[Start SUPPLIED TEXT]
Comprehending environmental and economic sustainability: Comparative analysis of stability principles in the biosphere and free market economy
Victor G. Gorshkov, Anastassia M. Makarieva, Bai-Lian Li

TL;DR
This paper compares stability principles in ecosystems and economies using Lyapunov functions, revealing similar mathematical structures and highlighting critical stable and unstable states affecting sustainability and resource distribution.
Contribution
It introduces a formal analogy between ecological and economic stability principles and identifies multiple stable and unstable states in economic systems.
Findings
Ecosystem and economic stability principles are mathematically similar.
Identifies stable and unstable states in both ecosystems and economies.
Highlights issues of energy ownership and resource inequality.
[End SUPPLIED TEXT]
[Start DATA FOR THE TASK]
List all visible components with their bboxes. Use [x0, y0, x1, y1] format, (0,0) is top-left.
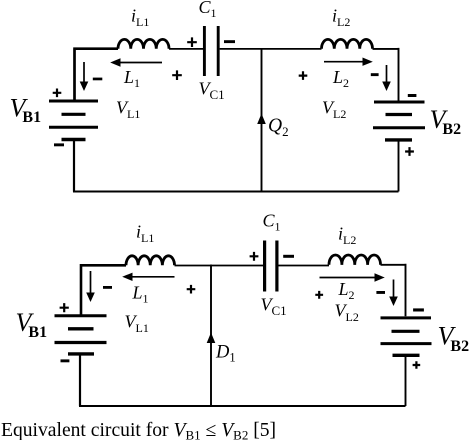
- current arrow i_L2 (pointing right, bottom circuit): [320, 273, 385, 281]
- diode D1 arrowhead (current up): [207, 333, 216, 344]
- label minus (V_L2 right, bottom circuit): [376, 291, 385, 294]
- wire V_B1 bottom to bottom rail: [73, 140, 75, 192]
- inductor L1 (top circuit): [118, 39, 169, 48]
- label plus (V_B1 top): [53, 89, 62, 98]
- label plus (V_L1 right): [172, 70, 182, 80]
- wire C1 to node (mid junction) to L2: [220, 48, 322, 50]
- label plus (C1 left): [187, 37, 197, 47]
- bottom rail wire (bottom circuit): [79, 405, 406, 407]
- capacitor C1 (bottom circuit): [265, 241, 277, 292]
- battery V_B2 (top circuit): [373, 102, 425, 140]
- battery V_B1 (bottom circuit): [55, 316, 107, 354]
- current arrow i_L1 (pointing left): [110, 58, 162, 66]
- battery V_B2 (bottom circuit): [381, 318, 432, 355]
- inductor L2 (bottom circuit): [329, 255, 381, 265]
- polarity arrow V_L2 (down, bottom circuit): [389, 280, 398, 307]
- switch Q2 arrowhead (current up): [257, 114, 266, 125]
- label minus (C1 right, bottom circuit): [283, 255, 294, 258]
- label plus (V_B2 bottom): [405, 147, 414, 156]
- label minus (V_L1 left): [93, 78, 103, 81]
- polarity arrow V_L2 (down, near V_B2): [382, 65, 391, 91]
- current arrow i_L1 (pointing left, bottom circuit): [122, 273, 174, 281]
- label minus (V_B2 top, bottom circuit): [413, 308, 424, 311]
- label plus (V_L1 right, bottom circuit): [187, 285, 196, 294]
- wire V_B2 bottom to bottom rail: [398, 141, 400, 192]
- battery V_B1 (top circuit): [49, 101, 98, 140]
- wire L2 to top-right corner down to V_B2: [373, 48, 399, 101]
- label minus (V_B1 bottom): [54, 143, 64, 146]
- polarity arrow V_L1 (down, near V_B1): [80, 62, 89, 91]
- bottom rail wire (top circuit): [73, 191, 399, 193]
- wire V_B2 bottom to bottom rail (bottom circuit): [405, 357, 407, 407]
- label minus (V_B2 top): [408, 94, 417, 97]
- inductor L1 (bottom circuit): [126, 256, 175, 266]
- wire top-left segment (V_B1 top to L1, bottom circuit): [80, 265, 126, 315]
- label plus (V_L2 left): [299, 71, 308, 80]
- capacitor C1 (top circuit): [204, 26, 218, 76]
- label minus (V_L1 left, bottom circuit): [103, 286, 112, 289]
- wire L1 to node D1-junction to capacitor C1 (bottom circuit): [175, 265, 264, 267]
- label minus (V_B1 bottom, bottom circuit): [61, 359, 70, 362]
- wire switch branch Q2 (mid vertical): [261, 48, 263, 192]
- wire top-left segment (V_B1 top to L1): [73, 49, 118, 100]
- label minus (V_L2 right): [371, 73, 379, 76]
- label plus (V_L2 left, bottom circuit): [315, 291, 323, 299]
- wire L2 to top-right corner down to V_B2 (bottom circuit): [381, 264, 406, 317]
- wire L1 to capacitor C1: [169, 48, 203, 50]
- label plus (V_B1 top, bottom circuit): [60, 303, 69, 312]
- current arrow i_L2 (pointing right): [324, 58, 373, 66]
- label plus (C1 left, bottom circuit): [250, 252, 259, 261]
- polarity arrow V_L1 (down, bottom circuit): [86, 271, 95, 302]
- inductor L2 (top circuit): [322, 39, 373, 48]
- wire C1 to L2 (bottom circuit): [278, 265, 329, 267]
- label minus (C1 right): [224, 40, 235, 43]
- label plus (V_B2 bottom, bottom circuit): [413, 361, 421, 369]
- wire V_B1 bottom to bottom rail (bottom circuit): [79, 355, 81, 407]
- wire diode branch D1 (mid vertical, bottom circuit): [210, 265, 212, 407]
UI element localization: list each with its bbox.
[End DATA FOR THE TASK]
#### EXERCISES
- A) According to the paper summary, what mathematical tool does the paper use to compare stability principles in ecosystems and economies?
- B) Update the records from the line containing "- current arrow i_L2 (pointing right, bottom" down through the line containing "- switch Q2", replacing "inductor" with "coil" and keeping everything else the same. Return only those lines.
The paper summary and the records have no connection to each other.

#### THE SOLUTIONS
- A) Lyapunov functions.

- B)
- current arrow i_L2 (pointing right, bottom circuit): [320, 273, 385, 281]
- diode D1 arrowhead (current up): [207, 333, 216, 344]
- label minus (V_L2 right, bottom circuit): [376, 291, 385, 294]
- wire V_B1 bottom to bottom rail: [73, 140, 75, 192]
- coil L1 (top circuit): [118, 39, 169, 48]
- label plus (V_B1 top): [53, 89, 62, 98]
- label plus (V_L1 right): [172, 70, 182, 80]
- wire C1 to node (mid junction) to L2: [220, 48, 322, 50]
- label plus (C1 left): [187, 37, 197, 47]
- bottom rail wire (bottom circuit): [79, 405, 406, 407]
- capacitor C1 (bottom circuit): [265, 241, 277, 292]
- battery V_B2 (top circuit): [373, 102, 425, 140]
- battery V_B1 (bottom circuit): [55, 316, 107, 354]
- current arrow i_L1 (pointing left): [110, 58, 162, 66]
- battery V_B2 (bottom circuit): [381, 318, 432, 355]
- coil L2 (bottom circuit): [329, 255, 381, 265]
- polarity arrow V_L2 (down, bottom circuit): [389, 280, 398, 307]
- switch Q2 arrowhead (current up): [257, 114, 266, 125]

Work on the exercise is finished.